• Work required: In the material below, the lines containing the word "this" are required; copy each of them.

• Data entries for graphics:
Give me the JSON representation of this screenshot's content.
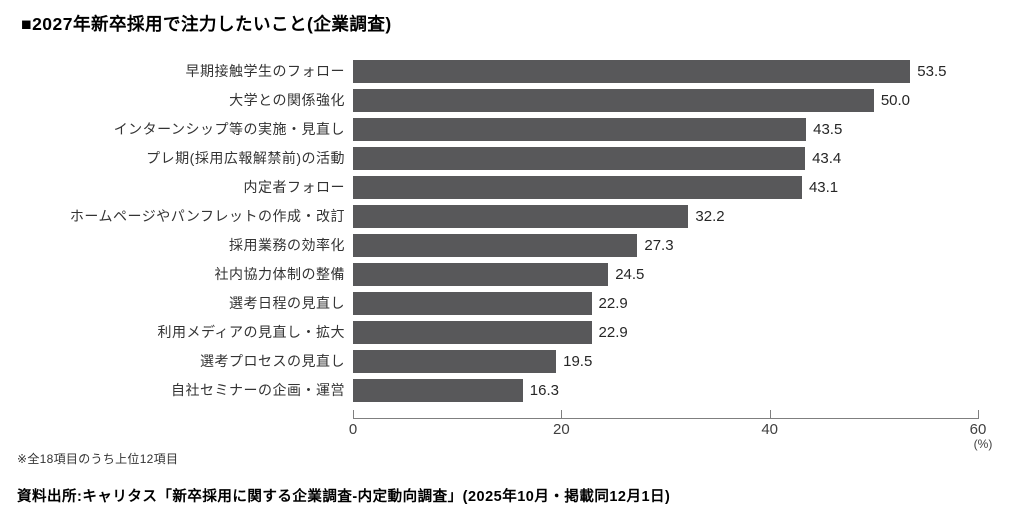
{
  "title": "■2027年新卒採用で注力したいこと(企業調査)",
  "chart_data": {
    "type": "bar",
    "orientation": "horizontal",
    "title": "■2027年新卒採用で注力したいこと(企業調査)",
    "categories": [
      "早期接触学生のフォロー",
      "大学との関係強化",
      "インターンシップ等の実施・見直し",
      "プレ期(採用広報解禁前)の活動",
      "内定者フォロー",
      "ホームページやパンフレットの作成・改訂",
      "採用業務の効率化",
      "社内協力体制の整備",
      "選考日程の見直し",
      "利用メディアの見直し・拡大",
      "選考プロセスの見直し",
      "自社セミナーの企画・運営"
    ],
    "values": [
      53.5,
      50.0,
      43.5,
      43.4,
      43.1,
      32.2,
      27.3,
      24.5,
      22.9,
      22.9,
      19.5,
      16.3
    ],
    "value_labels": [
      "53.5",
      "50.0",
      "43.5",
      "43.4",
      "43.1",
      "32.2",
      "27.3",
      "24.5",
      "22.9",
      "22.9",
      "19.5",
      "16.3"
    ],
    "xlabel": "",
    "ylabel": "",
    "xlim": [
      0,
      60
    ],
    "xticks": [
      0,
      20,
      40,
      60
    ],
    "unit_label": "(%)",
    "bar_color": "#58585A",
    "axis_color": "#7f7f7f",
    "grid": false,
    "legend": "none"
  },
  "footnotes": {
    "note": "※全18項目のうち上位12項目",
    "source": "資料出所:キャリタス「新卒採用に関する企業調査-内定動向調査」(2025年10月・掲載同12月1日)"
  }
}
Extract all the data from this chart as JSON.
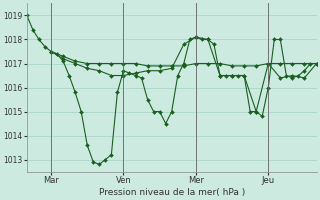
{
  "xlabel": "Pression niveau de la mer( hPa )",
  "ylim": [
    1012.5,
    1019.5
  ],
  "yticks": [
    1013,
    1014,
    1015,
    1016,
    1017,
    1018,
    1019
  ],
  "bg_color": "#cceae0",
  "grid_color": "#aad4c8",
  "line_color": "#1a5e20",
  "xtick_labels": [
    "Mar",
    "Ven",
    "Mer",
    "Jeu"
  ],
  "xtick_pos": [
    8,
    32,
    56,
    80
  ],
  "xlim": [
    0,
    96
  ],
  "line1_x": [
    0,
    2,
    4,
    6,
    8,
    10,
    12,
    14,
    16,
    18,
    20,
    22,
    24,
    26,
    28,
    30,
    32,
    34,
    36,
    38,
    40,
    42,
    44,
    46,
    48,
    50,
    52,
    54,
    56,
    58,
    60,
    62,
    64,
    66,
    68,
    70,
    72,
    74,
    76,
    78,
    80,
    82,
    84,
    86,
    88,
    90,
    92,
    94,
    96
  ],
  "line1_y": [
    1019.0,
    1018.4,
    1018.0,
    1017.7,
    1017.5,
    1017.4,
    1017.1,
    1016.5,
    1015.8,
    1015.0,
    1013.6,
    1012.9,
    1012.8,
    1013.0,
    1013.2,
    1015.8,
    1016.7,
    1016.6,
    1016.5,
    1016.4,
    1015.5,
    1015.0,
    1015.0,
    1014.5,
    1015.0,
    1016.5,
    1017.0,
    1018.0,
    1018.1,
    1018.0,
    1018.0,
    1017.8,
    1016.5,
    1016.5,
    1016.5,
    1016.5,
    1016.5,
    1015.0,
    1015.0,
    1014.8,
    1016.0,
    1018.0,
    1018.0,
    1016.5,
    1016.4,
    1016.5,
    1016.7,
    1017.0,
    1017.0
  ],
  "line2_x": [
    8,
    12,
    16,
    20,
    24,
    28,
    32,
    36,
    40,
    44,
    48,
    52,
    56,
    60,
    64,
    68,
    72,
    76,
    80,
    84,
    88,
    92,
    96
  ],
  "line2_y": [
    1017.5,
    1017.3,
    1017.1,
    1017.0,
    1017.0,
    1017.0,
    1017.0,
    1017.0,
    1016.9,
    1016.9,
    1016.9,
    1016.9,
    1017.0,
    1017.0,
    1017.0,
    1016.9,
    1016.9,
    1016.9,
    1017.0,
    1017.0,
    1017.0,
    1017.0,
    1017.0
  ],
  "line3_x": [
    8,
    12,
    16,
    20,
    24,
    28,
    32,
    36,
    40,
    44,
    48,
    52,
    56,
    60,
    64,
    68,
    72,
    76,
    80,
    84,
    88,
    92,
    96
  ],
  "line3_y": [
    1017.5,
    1017.2,
    1017.0,
    1016.8,
    1016.7,
    1016.5,
    1016.5,
    1016.6,
    1016.7,
    1016.7,
    1016.8,
    1017.8,
    1018.1,
    1018.0,
    1016.5,
    1016.5,
    1016.5,
    1015.0,
    1017.0,
    1016.4,
    1016.5,
    1016.4,
    1017.0
  ]
}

• Full answer:
Give me the JSON representation of this screenshot's content.
Extract all the data from this chart as JSON.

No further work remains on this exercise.